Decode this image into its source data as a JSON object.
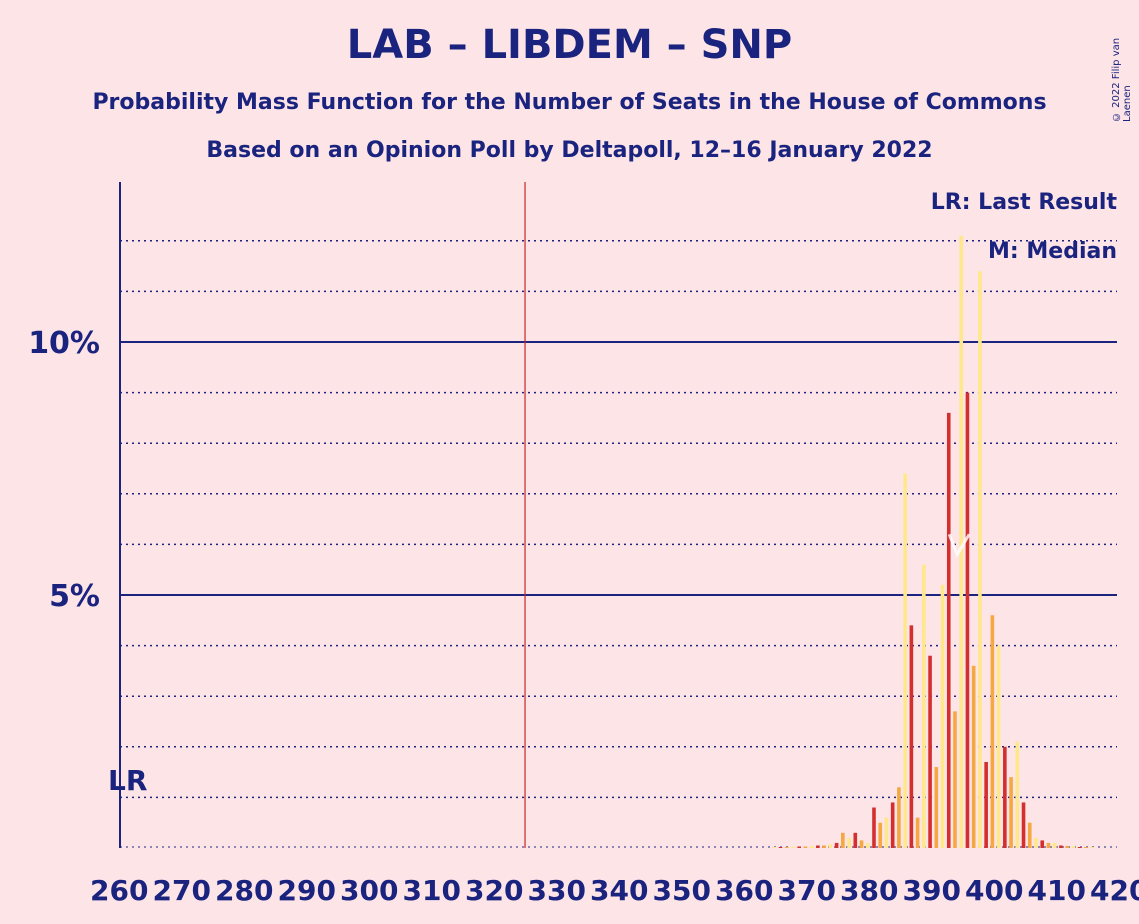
{
  "header": {
    "title": "LAB – LIBDEM – SNP",
    "subtitle": "Probability Mass Function for the Number of Seats in the House of Commons",
    "source": "Based on an Opinion Poll by Deltapoll, 12–16 January 2022",
    "copyright": "© 2022 Filip van Laenen"
  },
  "legend": {
    "lr": "LR: Last Result",
    "median": "M: Median"
  },
  "colors": {
    "background": "#fde4e7",
    "text": "#1a237e",
    "last_result_line": "#c62828",
    "series_red": "#d32f2f",
    "series_orange": "#f5a742",
    "series_yellow": "#ffe88a"
  },
  "chart_data": {
    "type": "bar",
    "x_range": [
      260,
      420
    ],
    "ylim": [
      0,
      13
    ],
    "y_unit": "%",
    "ytick_labels": [
      {
        "value": 5,
        "label": "5%"
      },
      {
        "value": 10,
        "label": "10%"
      }
    ],
    "y_gridlines": [
      1,
      2,
      3,
      4,
      6,
      7,
      8,
      9,
      11,
      12
    ],
    "xtick_labels": [
      "260",
      "270",
      "280",
      "290",
      "300",
      "310",
      "320",
      "330",
      "340",
      "350",
      "360",
      "370",
      "380",
      "390",
      "400",
      "410",
      "420"
    ],
    "last_result": {
      "x": 325,
      "label": "LR"
    },
    "median": {
      "x": 395,
      "label": "M"
    },
    "series": [
      {
        "color_key": "series_red",
        "values": [
          [
            366,
            0.02
          ],
          [
            369,
            0.03
          ],
          [
            372,
            0.05
          ],
          [
            375,
            0.1
          ],
          [
            378,
            0.3
          ],
          [
            381,
            0.8
          ],
          [
            384,
            0.9
          ],
          [
            387,
            4.4
          ],
          [
            390,
            3.8
          ],
          [
            393,
            8.6
          ],
          [
            396,
            9.0
          ],
          [
            399,
            1.7
          ],
          [
            402,
            2.0
          ],
          [
            405,
            0.9
          ],
          [
            408,
            0.15
          ],
          [
            411,
            0.05
          ],
          [
            414,
            0.02
          ]
        ]
      },
      {
        "color_key": "series_orange",
        "values": [
          [
            367,
            0.02
          ],
          [
            370,
            0.03
          ],
          [
            373,
            0.05
          ],
          [
            376,
            0.3
          ],
          [
            379,
            0.15
          ],
          [
            382,
            0.5
          ],
          [
            385,
            1.2
          ],
          [
            388,
            0.6
          ],
          [
            391,
            1.6
          ],
          [
            394,
            2.7
          ],
          [
            397,
            3.6
          ],
          [
            400,
            4.6
          ],
          [
            403,
            1.4
          ],
          [
            406,
            0.5
          ],
          [
            409,
            0.1
          ],
          [
            412,
            0.04
          ],
          [
            415,
            0.02
          ]
        ]
      },
      {
        "color_key": "series_yellow",
        "values": [
          [
            365,
            0.02
          ],
          [
            368,
            0.03
          ],
          [
            371,
            0.04
          ],
          [
            374,
            0.07
          ],
          [
            377,
            0.2
          ],
          [
            380,
            0.1
          ],
          [
            383,
            0.6
          ],
          [
            386,
            7.4
          ],
          [
            389,
            5.6
          ],
          [
            392,
            5.2
          ],
          [
            395,
            12.1
          ],
          [
            398,
            11.4
          ],
          [
            401,
            4.0
          ],
          [
            404,
            2.1
          ],
          [
            407,
            0.2
          ],
          [
            410,
            0.1
          ],
          [
            413,
            0.04
          ],
          [
            416,
            0.02
          ]
        ]
      }
    ]
  }
}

----------------

■ **SET PROBLEM**:
Find every line that includes the string "source". Report how many there are and nothing else.

■ **WORKED SOLUTION**:
2